## start

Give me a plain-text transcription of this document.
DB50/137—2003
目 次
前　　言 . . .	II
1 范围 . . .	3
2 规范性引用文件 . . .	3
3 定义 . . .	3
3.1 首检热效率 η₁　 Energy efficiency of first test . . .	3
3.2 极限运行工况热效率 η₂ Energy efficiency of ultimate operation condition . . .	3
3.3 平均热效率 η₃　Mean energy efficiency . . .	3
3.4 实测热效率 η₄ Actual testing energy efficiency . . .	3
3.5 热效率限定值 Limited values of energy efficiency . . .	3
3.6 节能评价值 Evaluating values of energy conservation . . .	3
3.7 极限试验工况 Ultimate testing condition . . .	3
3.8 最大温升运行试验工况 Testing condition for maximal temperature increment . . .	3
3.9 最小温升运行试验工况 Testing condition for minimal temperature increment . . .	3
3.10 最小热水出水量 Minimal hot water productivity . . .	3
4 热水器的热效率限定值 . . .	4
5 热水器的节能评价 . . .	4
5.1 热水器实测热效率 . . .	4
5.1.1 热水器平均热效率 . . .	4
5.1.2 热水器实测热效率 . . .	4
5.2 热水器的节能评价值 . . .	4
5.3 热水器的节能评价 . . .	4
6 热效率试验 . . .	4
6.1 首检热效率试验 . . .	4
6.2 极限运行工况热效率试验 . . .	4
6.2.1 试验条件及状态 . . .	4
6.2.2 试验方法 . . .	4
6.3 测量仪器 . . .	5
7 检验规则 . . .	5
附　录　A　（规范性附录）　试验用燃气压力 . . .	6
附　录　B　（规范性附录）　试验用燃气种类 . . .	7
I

## end

* Task prompt: Each entry is to be returned in full, character for character.

* Full solution:
Give me a plain-text transcription of this document.
DB50/137—2003
目 次
前　　言 . . .	II
1 范围 . . .	3
2 规范性引用文件 . . .	3
3 定义 . . .	3
3.1 首检热效率 η₁　 Energy efficiency of first test . . .	3
3.2 极限运行工况热效率 η₂ Energy efficiency of ultimate operation condition . . .	3
3.3 平均热效率 η₃　Mean energy efficiency . . .	3
3.4 实测热效率 η₄ Actual testing energy efficiency . . .	3
3.5 热效率限定值 Limited values of energy efficiency . . .	3
3.6 节能评价值 Evaluating values of energy conservation . . .	3
3.7 极限试验工况 Ultimate testing condition . . .	3
3.8 最大温升运行试验工况 Testing condition for maximal temperature increment . . .	3
3.9 最小温升运行试验工况 Testing condition for minimal temperature increment . . .	3
3.10 最小热水出水量 Minimal hot water productivity . . .	3
4 热水器的热效率限定值 . . .	4
5 热水器的节能评价 . . .	4
5.1 热水器实测热效率 . . .	4
5.1.1 热水器平均热效率 . . .	4
5.1.2 热水器实测热效率 . . .	4
5.2 热水器的节能评价值 . . .	4
5.3 热水器的节能评价 . . .	4
6 热效率试验 . . .	4
6.1 首检热效率试验 . . .	4
6.2 极限运行工况热效率试验 . . .	4
6.2.1 试验条件及状态 . . .	4
6.2.2 试验方法 . . .	4
6.3 测量仪器 . . .	5
7 检验规则 . . .	5
附　录　A　（规范性附录）　试验用燃气压力 . . .	6
附　录　B　（规范性附录）　试验用燃气种类 . . .	7
I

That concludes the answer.